Scan the material below for the string "Giai", and copy every line where it shows up.
....................
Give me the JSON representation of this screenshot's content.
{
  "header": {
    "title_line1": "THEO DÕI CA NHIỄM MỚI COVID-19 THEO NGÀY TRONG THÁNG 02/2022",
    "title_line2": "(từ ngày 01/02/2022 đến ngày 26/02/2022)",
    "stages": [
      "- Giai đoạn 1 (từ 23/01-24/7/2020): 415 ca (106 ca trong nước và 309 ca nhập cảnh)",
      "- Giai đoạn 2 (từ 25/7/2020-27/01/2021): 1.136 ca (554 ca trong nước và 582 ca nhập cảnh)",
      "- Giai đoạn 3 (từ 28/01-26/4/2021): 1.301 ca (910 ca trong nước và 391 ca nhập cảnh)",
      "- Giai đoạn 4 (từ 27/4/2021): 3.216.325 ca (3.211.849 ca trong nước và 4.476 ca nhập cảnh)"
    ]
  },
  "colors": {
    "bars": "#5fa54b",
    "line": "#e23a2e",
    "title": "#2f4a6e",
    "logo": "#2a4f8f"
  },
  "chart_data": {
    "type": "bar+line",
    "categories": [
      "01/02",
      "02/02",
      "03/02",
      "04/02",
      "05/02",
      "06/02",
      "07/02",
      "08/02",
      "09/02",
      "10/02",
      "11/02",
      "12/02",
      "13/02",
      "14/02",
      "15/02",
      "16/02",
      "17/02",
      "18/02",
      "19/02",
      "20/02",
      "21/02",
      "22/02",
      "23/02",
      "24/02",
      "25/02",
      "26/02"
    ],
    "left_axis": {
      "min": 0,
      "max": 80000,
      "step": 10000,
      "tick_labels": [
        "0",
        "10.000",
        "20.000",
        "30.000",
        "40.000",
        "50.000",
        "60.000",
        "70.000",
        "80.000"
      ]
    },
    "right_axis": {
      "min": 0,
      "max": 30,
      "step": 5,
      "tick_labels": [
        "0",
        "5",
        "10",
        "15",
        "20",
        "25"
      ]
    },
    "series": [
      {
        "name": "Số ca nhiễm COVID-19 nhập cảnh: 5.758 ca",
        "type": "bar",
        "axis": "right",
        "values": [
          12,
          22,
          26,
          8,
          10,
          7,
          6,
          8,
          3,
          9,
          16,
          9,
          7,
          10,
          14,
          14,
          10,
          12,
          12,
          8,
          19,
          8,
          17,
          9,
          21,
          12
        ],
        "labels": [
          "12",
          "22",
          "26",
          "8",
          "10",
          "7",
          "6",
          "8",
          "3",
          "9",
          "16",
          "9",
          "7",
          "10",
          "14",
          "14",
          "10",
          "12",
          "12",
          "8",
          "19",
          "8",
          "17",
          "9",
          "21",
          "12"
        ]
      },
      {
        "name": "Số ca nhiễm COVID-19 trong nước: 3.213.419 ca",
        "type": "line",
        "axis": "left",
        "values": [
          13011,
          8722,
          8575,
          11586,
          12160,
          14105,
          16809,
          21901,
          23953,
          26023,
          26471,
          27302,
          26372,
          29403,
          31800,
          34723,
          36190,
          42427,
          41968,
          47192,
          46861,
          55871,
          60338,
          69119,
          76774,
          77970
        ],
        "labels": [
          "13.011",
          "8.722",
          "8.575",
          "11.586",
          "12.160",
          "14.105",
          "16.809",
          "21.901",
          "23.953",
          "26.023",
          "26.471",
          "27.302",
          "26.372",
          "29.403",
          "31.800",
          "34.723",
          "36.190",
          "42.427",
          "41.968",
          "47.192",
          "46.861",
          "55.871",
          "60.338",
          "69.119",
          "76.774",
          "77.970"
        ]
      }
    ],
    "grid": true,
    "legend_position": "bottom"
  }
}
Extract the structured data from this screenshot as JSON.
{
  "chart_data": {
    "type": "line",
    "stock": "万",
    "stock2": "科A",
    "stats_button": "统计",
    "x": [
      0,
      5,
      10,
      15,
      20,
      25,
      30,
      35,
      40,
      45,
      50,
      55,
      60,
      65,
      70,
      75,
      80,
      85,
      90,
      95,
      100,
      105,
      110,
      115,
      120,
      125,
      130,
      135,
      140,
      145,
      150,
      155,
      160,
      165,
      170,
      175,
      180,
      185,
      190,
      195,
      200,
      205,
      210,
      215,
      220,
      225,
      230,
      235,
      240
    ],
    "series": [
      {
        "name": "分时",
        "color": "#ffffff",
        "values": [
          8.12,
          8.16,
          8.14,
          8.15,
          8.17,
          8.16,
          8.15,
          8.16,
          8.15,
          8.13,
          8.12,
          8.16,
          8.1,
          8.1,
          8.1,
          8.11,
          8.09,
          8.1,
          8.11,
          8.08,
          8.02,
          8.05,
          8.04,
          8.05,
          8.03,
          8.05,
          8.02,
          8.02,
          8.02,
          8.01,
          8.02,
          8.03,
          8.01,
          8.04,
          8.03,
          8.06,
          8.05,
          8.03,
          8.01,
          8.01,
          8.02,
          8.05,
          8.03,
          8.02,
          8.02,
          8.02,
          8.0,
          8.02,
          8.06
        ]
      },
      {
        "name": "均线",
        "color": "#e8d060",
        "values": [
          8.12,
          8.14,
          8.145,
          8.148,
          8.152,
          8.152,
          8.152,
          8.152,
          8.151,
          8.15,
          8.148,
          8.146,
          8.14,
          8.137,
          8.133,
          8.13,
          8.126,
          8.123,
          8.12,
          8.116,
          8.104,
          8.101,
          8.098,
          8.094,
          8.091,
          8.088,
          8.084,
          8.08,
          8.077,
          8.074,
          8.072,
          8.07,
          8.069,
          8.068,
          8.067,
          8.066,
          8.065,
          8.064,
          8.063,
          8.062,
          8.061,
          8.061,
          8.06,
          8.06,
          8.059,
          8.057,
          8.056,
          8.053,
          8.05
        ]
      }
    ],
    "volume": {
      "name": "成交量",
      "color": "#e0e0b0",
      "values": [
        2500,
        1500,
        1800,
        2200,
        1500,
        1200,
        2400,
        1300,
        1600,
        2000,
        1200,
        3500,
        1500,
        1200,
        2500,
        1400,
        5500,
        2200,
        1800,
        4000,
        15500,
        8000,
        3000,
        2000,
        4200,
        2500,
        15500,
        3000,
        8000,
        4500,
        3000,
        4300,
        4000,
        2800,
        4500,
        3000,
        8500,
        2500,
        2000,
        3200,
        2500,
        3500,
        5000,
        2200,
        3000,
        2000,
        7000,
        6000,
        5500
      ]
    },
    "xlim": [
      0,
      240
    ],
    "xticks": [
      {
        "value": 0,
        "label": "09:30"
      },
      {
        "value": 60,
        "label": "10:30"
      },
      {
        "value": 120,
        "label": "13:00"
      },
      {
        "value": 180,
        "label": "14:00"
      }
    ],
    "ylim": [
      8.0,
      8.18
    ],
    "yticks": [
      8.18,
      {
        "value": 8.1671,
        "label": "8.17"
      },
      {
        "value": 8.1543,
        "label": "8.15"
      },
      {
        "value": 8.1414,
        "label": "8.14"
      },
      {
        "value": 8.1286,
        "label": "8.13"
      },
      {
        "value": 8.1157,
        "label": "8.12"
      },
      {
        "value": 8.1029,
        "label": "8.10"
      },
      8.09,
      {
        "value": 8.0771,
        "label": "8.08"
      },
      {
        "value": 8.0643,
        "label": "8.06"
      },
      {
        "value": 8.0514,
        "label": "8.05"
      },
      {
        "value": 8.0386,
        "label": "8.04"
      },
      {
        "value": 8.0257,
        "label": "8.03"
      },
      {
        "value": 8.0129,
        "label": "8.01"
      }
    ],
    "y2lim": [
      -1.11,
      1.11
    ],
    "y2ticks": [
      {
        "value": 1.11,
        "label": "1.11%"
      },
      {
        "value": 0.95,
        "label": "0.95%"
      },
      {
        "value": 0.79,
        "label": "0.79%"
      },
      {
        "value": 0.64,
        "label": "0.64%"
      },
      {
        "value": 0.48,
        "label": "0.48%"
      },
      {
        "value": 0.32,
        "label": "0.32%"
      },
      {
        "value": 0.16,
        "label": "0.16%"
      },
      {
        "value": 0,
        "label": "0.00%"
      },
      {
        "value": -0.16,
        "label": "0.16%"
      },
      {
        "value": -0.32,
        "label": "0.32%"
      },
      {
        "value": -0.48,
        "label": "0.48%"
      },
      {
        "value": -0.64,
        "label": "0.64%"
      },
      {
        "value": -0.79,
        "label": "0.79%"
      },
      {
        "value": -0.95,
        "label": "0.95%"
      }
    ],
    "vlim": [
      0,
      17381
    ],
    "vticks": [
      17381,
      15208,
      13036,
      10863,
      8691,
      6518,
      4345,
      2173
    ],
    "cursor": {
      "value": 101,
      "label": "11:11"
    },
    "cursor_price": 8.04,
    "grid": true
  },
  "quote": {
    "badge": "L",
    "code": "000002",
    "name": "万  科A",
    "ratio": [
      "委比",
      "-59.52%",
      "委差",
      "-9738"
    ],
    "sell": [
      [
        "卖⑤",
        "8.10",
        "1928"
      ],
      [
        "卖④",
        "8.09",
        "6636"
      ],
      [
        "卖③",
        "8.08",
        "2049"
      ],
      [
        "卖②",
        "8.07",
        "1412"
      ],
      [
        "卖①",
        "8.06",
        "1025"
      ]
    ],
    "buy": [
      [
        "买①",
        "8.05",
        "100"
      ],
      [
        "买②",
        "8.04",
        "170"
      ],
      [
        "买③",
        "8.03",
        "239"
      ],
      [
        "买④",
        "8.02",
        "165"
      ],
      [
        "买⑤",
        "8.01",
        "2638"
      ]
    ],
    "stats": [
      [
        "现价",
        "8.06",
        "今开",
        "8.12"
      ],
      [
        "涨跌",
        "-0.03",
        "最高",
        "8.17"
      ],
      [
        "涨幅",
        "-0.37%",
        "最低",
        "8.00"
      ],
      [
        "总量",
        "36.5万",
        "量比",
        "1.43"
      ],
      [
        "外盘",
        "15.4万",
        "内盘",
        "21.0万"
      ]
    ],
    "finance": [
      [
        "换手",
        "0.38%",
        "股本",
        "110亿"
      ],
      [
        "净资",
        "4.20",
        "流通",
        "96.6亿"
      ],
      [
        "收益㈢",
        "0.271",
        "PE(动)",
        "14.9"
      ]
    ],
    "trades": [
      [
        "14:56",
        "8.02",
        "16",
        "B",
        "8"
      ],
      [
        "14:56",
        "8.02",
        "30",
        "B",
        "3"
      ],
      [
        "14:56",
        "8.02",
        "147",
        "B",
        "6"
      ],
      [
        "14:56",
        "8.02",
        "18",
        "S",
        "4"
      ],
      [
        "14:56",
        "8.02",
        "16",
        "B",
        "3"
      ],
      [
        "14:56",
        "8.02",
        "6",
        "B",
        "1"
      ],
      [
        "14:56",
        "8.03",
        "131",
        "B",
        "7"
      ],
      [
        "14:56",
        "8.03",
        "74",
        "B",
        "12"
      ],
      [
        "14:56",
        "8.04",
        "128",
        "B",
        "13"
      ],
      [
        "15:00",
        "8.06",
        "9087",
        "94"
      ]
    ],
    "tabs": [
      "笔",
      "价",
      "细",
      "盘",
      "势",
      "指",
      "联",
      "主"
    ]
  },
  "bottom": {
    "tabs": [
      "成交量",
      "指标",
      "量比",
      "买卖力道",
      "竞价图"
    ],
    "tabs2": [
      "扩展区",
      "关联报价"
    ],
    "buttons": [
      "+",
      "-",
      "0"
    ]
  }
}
....................
Solution to this task =
      "- Giai đoạn 1 (từ 23/01-24/7/2020): 415 ca (106 ca trong nước và 309 ca nhập cảnh)",
      "- Giai đoạn 2 (từ 25/7/2020-27/01/2021): 1.136 ca (554 ca trong nước và 582 ca nhập cảnh)",
      "- Giai đoạn 3 (từ 28/01-26/4/2021): 1.301 ca (910 ca trong nước và 391 ca nhập cảnh)",
      "- Giai đoạn 4 (từ 27/4/2021): 3.216.325 ca (3.211.849 ca trong nước và 4.476 ca nhập cảnh)"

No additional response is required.